Problem description: Give back the full listing, character for character, with no pictures.

Stored records:
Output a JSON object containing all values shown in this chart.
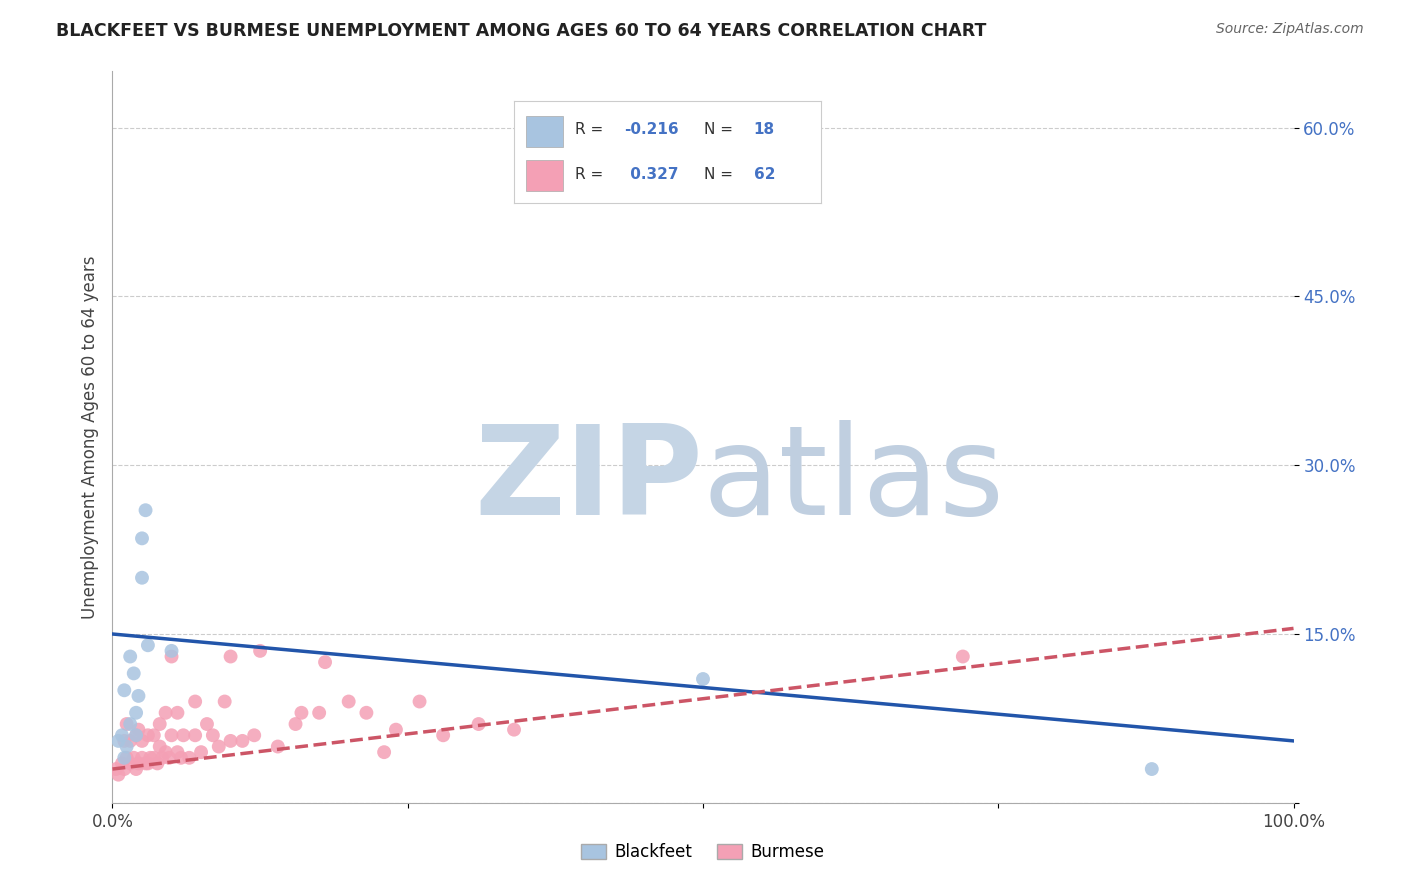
{
  "title": "BLACKFEET VS BURMESE UNEMPLOYMENT AMONG AGES 60 TO 64 YEARS CORRELATION CHART",
  "source": "Source: ZipAtlas.com",
  "ylabel": "Unemployment Among Ages 60 to 64 years",
  "xlim": [
    0,
    1.0
  ],
  "ylim": [
    0,
    0.65
  ],
  "yticks": [
    0.0,
    0.15,
    0.3,
    0.45,
    0.6
  ],
  "ytick_labels": [
    "",
    "15.0%",
    "30.0%",
    "45.0%",
    "60.0%"
  ],
  "xticks": [
    0.0,
    0.25,
    0.5,
    0.75,
    1.0
  ],
  "xtick_labels": [
    "0.0%",
    "",
    "",
    "",
    "100.0%"
  ],
  "blackfeet_R": -0.216,
  "blackfeet_N": 18,
  "burmese_R": 0.327,
  "burmese_N": 62,
  "blackfeet_color": "#a8c4e0",
  "burmese_color": "#f4a0b5",
  "blackfeet_line_color": "#2255aa",
  "burmese_line_color": "#cc5566",
  "background_color": "#ffffff",
  "grid_color": "#cccccc",
  "watermark_zip_color": "#c5d5e5",
  "watermark_atlas_color": "#c0cfe0",
  "legend_r_n_color": "#4472c4",
  "blackfeet_x": [
    0.005,
    0.008,
    0.01,
    0.01,
    0.012,
    0.015,
    0.015,
    0.018,
    0.02,
    0.02,
    0.022,
    0.025,
    0.025,
    0.028,
    0.03,
    0.05,
    0.5,
    0.88
  ],
  "blackfeet_y": [
    0.055,
    0.06,
    0.04,
    0.1,
    0.05,
    0.07,
    0.13,
    0.115,
    0.08,
    0.06,
    0.095,
    0.2,
    0.235,
    0.26,
    0.14,
    0.135,
    0.11,
    0.03
  ],
  "burmese_x": [
    0.003,
    0.005,
    0.008,
    0.01,
    0.01,
    0.012,
    0.012,
    0.015,
    0.015,
    0.018,
    0.02,
    0.02,
    0.022,
    0.022,
    0.025,
    0.025,
    0.028,
    0.03,
    0.03,
    0.032,
    0.035,
    0.035,
    0.038,
    0.04,
    0.04,
    0.042,
    0.045,
    0.045,
    0.048,
    0.05,
    0.05,
    0.055,
    0.055,
    0.058,
    0.06,
    0.065,
    0.07,
    0.07,
    0.075,
    0.08,
    0.085,
    0.09,
    0.095,
    0.1,
    0.1,
    0.11,
    0.12,
    0.125,
    0.14,
    0.155,
    0.16,
    0.175,
    0.18,
    0.2,
    0.215,
    0.23,
    0.24,
    0.26,
    0.28,
    0.31,
    0.34,
    0.72
  ],
  "burmese_y": [
    0.03,
    0.025,
    0.035,
    0.03,
    0.055,
    0.04,
    0.07,
    0.035,
    0.055,
    0.04,
    0.03,
    0.06,
    0.035,
    0.065,
    0.04,
    0.055,
    0.035,
    0.035,
    0.06,
    0.04,
    0.04,
    0.06,
    0.035,
    0.05,
    0.07,
    0.04,
    0.045,
    0.08,
    0.04,
    0.06,
    0.13,
    0.045,
    0.08,
    0.04,
    0.06,
    0.04,
    0.06,
    0.09,
    0.045,
    0.07,
    0.06,
    0.05,
    0.09,
    0.055,
    0.13,
    0.055,
    0.06,
    0.135,
    0.05,
    0.07,
    0.08,
    0.08,
    0.125,
    0.09,
    0.08,
    0.045,
    0.065,
    0.09,
    0.06,
    0.07,
    0.065,
    0.13
  ],
  "blackfeet_line_x": [
    0.0,
    1.0
  ],
  "blackfeet_line_y": [
    0.15,
    0.055
  ],
  "burmese_line_x": [
    0.0,
    1.0
  ],
  "burmese_line_y": [
    0.03,
    0.155
  ]
}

Full output:
Output a JSON object containing all values shown in this chart.
{
  "title": "BLACKFEET VS BURMESE UNEMPLOYMENT AMONG AGES 60 TO 64 YEARS CORRELATION CHART",
  "source": "Source: ZipAtlas.com",
  "ylabel": "Unemployment Among Ages 60 to 64 years",
  "xlim": [
    0,
    1.0
  ],
  "ylim": [
    0,
    0.65
  ],
  "yticks": [
    0.0,
    0.15,
    0.3,
    0.45,
    0.6
  ],
  "ytick_labels": [
    "",
    "15.0%",
    "30.0%",
    "45.0%",
    "60.0%"
  ],
  "xticks": [
    0.0,
    0.25,
    0.5,
    0.75,
    1.0
  ],
  "xtick_labels": [
    "0.0%",
    "",
    "",
    "",
    "100.0%"
  ],
  "blackfeet_R": -0.216,
  "blackfeet_N": 18,
  "burmese_R": 0.327,
  "burmese_N": 62,
  "blackfeet_color": "#a8c4e0",
  "burmese_color": "#f4a0b5",
  "blackfeet_line_color": "#2255aa",
  "burmese_line_color": "#cc5566",
  "background_color": "#ffffff",
  "grid_color": "#cccccc",
  "watermark_zip_color": "#c5d5e5",
  "watermark_atlas_color": "#c0cfe0",
  "legend_r_n_color": "#4472c4",
  "blackfeet_x": [
    0.005,
    0.008,
    0.01,
    0.01,
    0.012,
    0.015,
    0.015,
    0.018,
    0.02,
    0.02,
    0.022,
    0.025,
    0.025,
    0.028,
    0.03,
    0.05,
    0.5,
    0.88
  ],
  "blackfeet_y": [
    0.055,
    0.06,
    0.04,
    0.1,
    0.05,
    0.07,
    0.13,
    0.115,
    0.08,
    0.06,
    0.095,
    0.2,
    0.235,
    0.26,
    0.14,
    0.135,
    0.11,
    0.03
  ],
  "burmese_x": [
    0.003,
    0.005,
    0.008,
    0.01,
    0.01,
    0.012,
    0.012,
    0.015,
    0.015,
    0.018,
    0.02,
    0.02,
    0.022,
    0.022,
    0.025,
    0.025,
    0.028,
    0.03,
    0.03,
    0.032,
    0.035,
    0.035,
    0.038,
    0.04,
    0.04,
    0.042,
    0.045,
    0.045,
    0.048,
    0.05,
    0.05,
    0.055,
    0.055,
    0.058,
    0.06,
    0.065,
    0.07,
    0.07,
    0.075,
    0.08,
    0.085,
    0.09,
    0.095,
    0.1,
    0.1,
    0.11,
    0.12,
    0.125,
    0.14,
    0.155,
    0.16,
    0.175,
    0.18,
    0.2,
    0.215,
    0.23,
    0.24,
    0.26,
    0.28,
    0.31,
    0.34,
    0.72
  ],
  "burmese_y": [
    0.03,
    0.025,
    0.035,
    0.03,
    0.055,
    0.04,
    0.07,
    0.035,
    0.055,
    0.04,
    0.03,
    0.06,
    0.035,
    0.065,
    0.04,
    0.055,
    0.035,
    0.035,
    0.06,
    0.04,
    0.04,
    0.06,
    0.035,
    0.05,
    0.07,
    0.04,
    0.045,
    0.08,
    0.04,
    0.06,
    0.13,
    0.045,
    0.08,
    0.04,
    0.06,
    0.04,
    0.06,
    0.09,
    0.045,
    0.07,
    0.06,
    0.05,
    0.09,
    0.055,
    0.13,
    0.055,
    0.06,
    0.135,
    0.05,
    0.07,
    0.08,
    0.08,
    0.125,
    0.09,
    0.08,
    0.045,
    0.065,
    0.09,
    0.06,
    0.07,
    0.065,
    0.13
  ],
  "blackfeet_line_x": [
    0.0,
    1.0
  ],
  "blackfeet_line_y": [
    0.15,
    0.055
  ],
  "burmese_line_x": [
    0.0,
    1.0
  ],
  "burmese_line_y": [
    0.03,
    0.155
  ]
}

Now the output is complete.